GOAL -> Give the number of lines in the entries that contain "screenshot". State only the count.

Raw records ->
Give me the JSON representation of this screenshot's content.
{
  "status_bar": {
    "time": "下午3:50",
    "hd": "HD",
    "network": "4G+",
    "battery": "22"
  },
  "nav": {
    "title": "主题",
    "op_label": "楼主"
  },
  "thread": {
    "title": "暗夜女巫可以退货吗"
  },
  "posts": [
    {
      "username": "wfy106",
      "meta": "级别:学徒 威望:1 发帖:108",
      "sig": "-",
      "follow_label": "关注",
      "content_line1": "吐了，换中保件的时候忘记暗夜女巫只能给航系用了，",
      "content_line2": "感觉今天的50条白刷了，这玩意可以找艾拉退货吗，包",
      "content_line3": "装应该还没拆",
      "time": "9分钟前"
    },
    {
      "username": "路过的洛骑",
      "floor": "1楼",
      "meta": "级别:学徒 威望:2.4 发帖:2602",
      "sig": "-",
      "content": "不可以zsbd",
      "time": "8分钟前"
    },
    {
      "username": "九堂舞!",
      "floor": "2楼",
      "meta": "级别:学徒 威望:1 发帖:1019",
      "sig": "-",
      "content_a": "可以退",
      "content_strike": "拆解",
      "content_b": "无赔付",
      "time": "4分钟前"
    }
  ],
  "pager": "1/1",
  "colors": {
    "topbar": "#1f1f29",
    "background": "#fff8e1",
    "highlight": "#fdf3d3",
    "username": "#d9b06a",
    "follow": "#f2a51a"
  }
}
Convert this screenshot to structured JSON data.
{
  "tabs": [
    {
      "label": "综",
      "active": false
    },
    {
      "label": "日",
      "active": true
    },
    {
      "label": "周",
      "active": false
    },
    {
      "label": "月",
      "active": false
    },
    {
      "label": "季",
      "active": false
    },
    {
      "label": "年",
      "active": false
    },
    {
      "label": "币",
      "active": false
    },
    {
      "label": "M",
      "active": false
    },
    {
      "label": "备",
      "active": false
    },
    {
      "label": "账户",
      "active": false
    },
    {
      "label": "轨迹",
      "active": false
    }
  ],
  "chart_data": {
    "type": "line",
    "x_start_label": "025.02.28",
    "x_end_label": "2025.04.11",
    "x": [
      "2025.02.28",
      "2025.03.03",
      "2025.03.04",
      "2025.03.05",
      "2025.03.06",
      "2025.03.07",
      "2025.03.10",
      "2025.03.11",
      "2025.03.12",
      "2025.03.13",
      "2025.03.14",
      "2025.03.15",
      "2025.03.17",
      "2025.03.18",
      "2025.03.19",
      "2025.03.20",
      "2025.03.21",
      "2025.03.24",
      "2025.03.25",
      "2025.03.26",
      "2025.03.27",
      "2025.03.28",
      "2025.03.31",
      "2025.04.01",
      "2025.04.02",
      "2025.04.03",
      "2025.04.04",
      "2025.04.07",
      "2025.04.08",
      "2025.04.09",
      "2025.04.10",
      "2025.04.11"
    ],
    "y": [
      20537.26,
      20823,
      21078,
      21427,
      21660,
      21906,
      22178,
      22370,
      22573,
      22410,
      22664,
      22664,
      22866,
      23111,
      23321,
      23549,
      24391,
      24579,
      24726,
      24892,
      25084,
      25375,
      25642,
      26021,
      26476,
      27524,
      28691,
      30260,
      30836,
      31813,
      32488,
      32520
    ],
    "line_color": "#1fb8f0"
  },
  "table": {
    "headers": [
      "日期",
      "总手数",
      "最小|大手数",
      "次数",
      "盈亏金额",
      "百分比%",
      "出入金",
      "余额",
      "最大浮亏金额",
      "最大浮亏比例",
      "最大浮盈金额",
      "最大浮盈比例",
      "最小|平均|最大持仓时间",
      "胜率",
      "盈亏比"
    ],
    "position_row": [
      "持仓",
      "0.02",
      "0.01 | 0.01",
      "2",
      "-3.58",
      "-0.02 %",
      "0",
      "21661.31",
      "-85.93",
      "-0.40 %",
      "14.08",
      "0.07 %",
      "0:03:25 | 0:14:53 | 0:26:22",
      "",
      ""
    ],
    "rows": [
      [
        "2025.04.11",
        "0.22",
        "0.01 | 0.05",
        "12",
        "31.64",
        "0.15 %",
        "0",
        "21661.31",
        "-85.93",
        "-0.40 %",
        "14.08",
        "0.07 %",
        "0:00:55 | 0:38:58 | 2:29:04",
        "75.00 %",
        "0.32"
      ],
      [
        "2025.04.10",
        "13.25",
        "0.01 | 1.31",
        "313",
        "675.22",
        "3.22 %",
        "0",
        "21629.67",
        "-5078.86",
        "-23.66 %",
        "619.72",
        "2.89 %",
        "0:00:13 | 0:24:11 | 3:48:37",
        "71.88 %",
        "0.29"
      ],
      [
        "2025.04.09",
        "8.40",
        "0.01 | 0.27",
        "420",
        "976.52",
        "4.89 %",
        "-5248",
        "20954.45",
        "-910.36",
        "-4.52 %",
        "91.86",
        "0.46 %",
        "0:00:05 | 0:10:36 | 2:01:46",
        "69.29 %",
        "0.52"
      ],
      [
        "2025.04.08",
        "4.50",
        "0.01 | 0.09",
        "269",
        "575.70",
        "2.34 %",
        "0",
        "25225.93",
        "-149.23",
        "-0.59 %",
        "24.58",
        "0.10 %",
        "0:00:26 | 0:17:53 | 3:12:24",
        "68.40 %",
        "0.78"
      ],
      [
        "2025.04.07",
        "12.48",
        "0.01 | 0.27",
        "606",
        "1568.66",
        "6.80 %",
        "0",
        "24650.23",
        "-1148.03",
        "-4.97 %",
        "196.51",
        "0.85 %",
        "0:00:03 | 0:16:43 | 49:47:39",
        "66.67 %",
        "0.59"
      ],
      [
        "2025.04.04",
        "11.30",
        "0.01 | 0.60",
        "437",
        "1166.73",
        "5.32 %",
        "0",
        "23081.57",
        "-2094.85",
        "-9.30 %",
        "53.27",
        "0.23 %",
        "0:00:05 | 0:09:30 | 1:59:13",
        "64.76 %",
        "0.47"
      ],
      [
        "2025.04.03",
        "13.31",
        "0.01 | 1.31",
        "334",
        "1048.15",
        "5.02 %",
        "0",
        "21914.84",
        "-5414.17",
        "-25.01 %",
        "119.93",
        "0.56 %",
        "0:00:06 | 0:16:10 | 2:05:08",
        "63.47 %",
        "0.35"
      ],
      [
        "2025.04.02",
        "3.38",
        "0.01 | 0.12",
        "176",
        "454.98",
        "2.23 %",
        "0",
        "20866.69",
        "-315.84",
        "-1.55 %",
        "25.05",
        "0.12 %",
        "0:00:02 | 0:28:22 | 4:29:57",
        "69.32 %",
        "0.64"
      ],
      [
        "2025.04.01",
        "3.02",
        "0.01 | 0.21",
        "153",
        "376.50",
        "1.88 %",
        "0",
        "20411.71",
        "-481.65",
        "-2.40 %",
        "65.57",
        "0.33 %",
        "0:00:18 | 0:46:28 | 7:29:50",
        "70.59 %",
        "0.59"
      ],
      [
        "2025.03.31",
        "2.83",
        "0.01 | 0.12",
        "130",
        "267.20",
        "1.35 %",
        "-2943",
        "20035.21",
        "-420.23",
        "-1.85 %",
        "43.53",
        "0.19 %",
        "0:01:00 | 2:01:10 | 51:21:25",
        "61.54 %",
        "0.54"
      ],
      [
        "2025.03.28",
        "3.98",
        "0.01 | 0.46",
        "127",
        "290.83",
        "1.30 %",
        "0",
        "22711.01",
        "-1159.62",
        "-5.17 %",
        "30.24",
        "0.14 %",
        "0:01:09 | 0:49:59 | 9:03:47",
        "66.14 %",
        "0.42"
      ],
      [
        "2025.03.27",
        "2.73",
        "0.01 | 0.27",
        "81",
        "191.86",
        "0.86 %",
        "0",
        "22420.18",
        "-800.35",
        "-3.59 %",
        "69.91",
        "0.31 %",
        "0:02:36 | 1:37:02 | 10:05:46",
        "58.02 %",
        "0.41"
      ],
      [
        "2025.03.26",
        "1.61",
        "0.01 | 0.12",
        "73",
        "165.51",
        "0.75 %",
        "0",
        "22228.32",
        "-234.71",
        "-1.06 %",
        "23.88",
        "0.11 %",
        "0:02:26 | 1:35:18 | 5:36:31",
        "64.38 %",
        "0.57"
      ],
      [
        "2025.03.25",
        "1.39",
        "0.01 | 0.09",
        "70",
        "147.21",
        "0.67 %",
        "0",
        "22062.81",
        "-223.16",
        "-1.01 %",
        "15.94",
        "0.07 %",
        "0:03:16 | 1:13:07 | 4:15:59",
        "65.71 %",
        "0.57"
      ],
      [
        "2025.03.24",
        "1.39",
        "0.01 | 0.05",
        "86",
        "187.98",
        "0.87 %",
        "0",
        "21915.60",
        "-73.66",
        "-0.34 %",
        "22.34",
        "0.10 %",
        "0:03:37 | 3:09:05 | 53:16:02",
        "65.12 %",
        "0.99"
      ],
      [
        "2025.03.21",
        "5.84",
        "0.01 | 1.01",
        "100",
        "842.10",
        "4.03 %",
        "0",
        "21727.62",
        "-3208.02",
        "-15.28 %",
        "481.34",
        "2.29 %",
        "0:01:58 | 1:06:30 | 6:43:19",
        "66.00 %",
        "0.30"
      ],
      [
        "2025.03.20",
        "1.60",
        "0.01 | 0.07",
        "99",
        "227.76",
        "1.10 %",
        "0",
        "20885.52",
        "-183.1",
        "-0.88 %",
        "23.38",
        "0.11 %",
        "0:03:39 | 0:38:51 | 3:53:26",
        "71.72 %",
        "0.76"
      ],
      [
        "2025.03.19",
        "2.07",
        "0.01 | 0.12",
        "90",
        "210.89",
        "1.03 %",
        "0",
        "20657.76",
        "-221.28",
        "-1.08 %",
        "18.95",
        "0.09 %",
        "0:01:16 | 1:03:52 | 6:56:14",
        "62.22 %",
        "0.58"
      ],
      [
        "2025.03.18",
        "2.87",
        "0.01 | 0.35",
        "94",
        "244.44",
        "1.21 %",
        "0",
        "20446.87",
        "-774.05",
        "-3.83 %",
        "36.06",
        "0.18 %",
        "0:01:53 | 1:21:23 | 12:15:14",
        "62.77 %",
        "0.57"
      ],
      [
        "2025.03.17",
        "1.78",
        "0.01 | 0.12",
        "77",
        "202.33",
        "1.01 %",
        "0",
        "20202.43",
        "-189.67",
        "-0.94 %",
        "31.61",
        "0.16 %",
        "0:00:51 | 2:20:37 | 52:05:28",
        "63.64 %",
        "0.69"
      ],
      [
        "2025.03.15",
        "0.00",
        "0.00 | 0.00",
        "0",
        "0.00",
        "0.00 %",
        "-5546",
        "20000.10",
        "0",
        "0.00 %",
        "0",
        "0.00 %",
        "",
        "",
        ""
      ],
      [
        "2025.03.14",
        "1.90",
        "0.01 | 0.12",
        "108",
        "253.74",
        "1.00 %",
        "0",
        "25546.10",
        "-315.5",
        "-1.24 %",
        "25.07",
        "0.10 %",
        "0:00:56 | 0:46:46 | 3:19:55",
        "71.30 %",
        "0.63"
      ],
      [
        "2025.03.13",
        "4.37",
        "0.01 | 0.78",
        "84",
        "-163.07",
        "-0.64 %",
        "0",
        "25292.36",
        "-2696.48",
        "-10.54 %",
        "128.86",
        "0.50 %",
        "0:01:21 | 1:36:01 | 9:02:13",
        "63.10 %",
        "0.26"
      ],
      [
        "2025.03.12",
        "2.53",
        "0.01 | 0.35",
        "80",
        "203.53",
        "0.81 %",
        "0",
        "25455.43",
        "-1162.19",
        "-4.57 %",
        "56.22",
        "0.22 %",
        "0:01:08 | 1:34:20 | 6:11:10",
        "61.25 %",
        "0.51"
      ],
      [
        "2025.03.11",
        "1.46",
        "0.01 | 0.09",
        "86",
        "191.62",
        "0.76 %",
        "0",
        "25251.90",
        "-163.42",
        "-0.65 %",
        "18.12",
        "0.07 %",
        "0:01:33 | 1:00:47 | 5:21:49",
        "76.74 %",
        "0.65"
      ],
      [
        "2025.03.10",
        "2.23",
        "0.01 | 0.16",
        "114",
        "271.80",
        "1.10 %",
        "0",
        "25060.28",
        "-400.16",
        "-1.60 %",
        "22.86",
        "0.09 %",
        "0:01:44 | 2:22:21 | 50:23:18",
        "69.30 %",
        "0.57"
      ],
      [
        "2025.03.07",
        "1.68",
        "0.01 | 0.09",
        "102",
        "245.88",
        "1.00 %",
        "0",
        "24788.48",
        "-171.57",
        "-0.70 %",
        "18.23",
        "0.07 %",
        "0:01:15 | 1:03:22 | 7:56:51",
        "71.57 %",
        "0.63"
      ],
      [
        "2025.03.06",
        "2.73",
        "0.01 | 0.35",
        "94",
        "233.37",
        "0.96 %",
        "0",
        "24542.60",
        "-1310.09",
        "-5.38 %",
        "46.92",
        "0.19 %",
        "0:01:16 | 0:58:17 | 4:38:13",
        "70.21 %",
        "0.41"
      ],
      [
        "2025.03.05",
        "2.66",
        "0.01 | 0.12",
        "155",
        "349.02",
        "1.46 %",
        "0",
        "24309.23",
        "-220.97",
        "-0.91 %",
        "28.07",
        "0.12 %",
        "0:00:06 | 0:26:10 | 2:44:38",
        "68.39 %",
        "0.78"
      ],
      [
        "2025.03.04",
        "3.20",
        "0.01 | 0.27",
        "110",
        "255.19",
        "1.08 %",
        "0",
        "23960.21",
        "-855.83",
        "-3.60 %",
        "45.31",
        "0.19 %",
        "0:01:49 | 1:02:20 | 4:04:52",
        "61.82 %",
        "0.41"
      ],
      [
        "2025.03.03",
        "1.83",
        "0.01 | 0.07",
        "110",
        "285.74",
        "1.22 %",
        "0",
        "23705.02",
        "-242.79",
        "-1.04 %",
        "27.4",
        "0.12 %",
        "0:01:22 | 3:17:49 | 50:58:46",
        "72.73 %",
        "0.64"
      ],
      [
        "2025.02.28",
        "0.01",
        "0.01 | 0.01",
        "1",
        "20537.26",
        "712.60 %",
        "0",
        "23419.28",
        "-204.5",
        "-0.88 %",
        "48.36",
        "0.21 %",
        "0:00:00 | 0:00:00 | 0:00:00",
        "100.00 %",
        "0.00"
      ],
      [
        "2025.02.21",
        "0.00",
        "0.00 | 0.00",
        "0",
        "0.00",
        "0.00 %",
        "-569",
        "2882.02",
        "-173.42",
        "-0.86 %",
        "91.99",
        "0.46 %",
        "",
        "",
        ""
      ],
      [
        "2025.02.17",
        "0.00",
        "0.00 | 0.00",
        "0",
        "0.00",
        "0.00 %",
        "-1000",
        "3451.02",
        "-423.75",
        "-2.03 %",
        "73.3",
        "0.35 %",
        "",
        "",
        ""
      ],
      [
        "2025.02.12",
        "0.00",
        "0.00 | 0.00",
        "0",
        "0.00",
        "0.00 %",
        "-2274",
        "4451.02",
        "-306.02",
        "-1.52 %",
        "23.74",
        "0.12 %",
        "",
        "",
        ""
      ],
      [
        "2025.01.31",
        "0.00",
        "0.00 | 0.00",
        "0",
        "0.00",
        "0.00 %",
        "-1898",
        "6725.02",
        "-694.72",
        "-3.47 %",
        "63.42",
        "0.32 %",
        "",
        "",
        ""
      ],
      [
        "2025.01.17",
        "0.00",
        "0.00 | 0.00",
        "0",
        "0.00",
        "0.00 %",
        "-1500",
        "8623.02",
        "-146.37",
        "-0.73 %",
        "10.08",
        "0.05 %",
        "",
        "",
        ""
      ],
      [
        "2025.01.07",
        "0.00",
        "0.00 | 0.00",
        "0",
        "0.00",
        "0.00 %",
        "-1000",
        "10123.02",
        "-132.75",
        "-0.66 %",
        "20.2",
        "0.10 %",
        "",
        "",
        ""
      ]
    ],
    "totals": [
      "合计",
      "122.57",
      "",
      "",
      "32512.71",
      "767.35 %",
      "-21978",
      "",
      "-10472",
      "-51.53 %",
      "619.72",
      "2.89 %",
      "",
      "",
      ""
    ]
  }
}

ANSWER TO THIS PROBLEM -> 2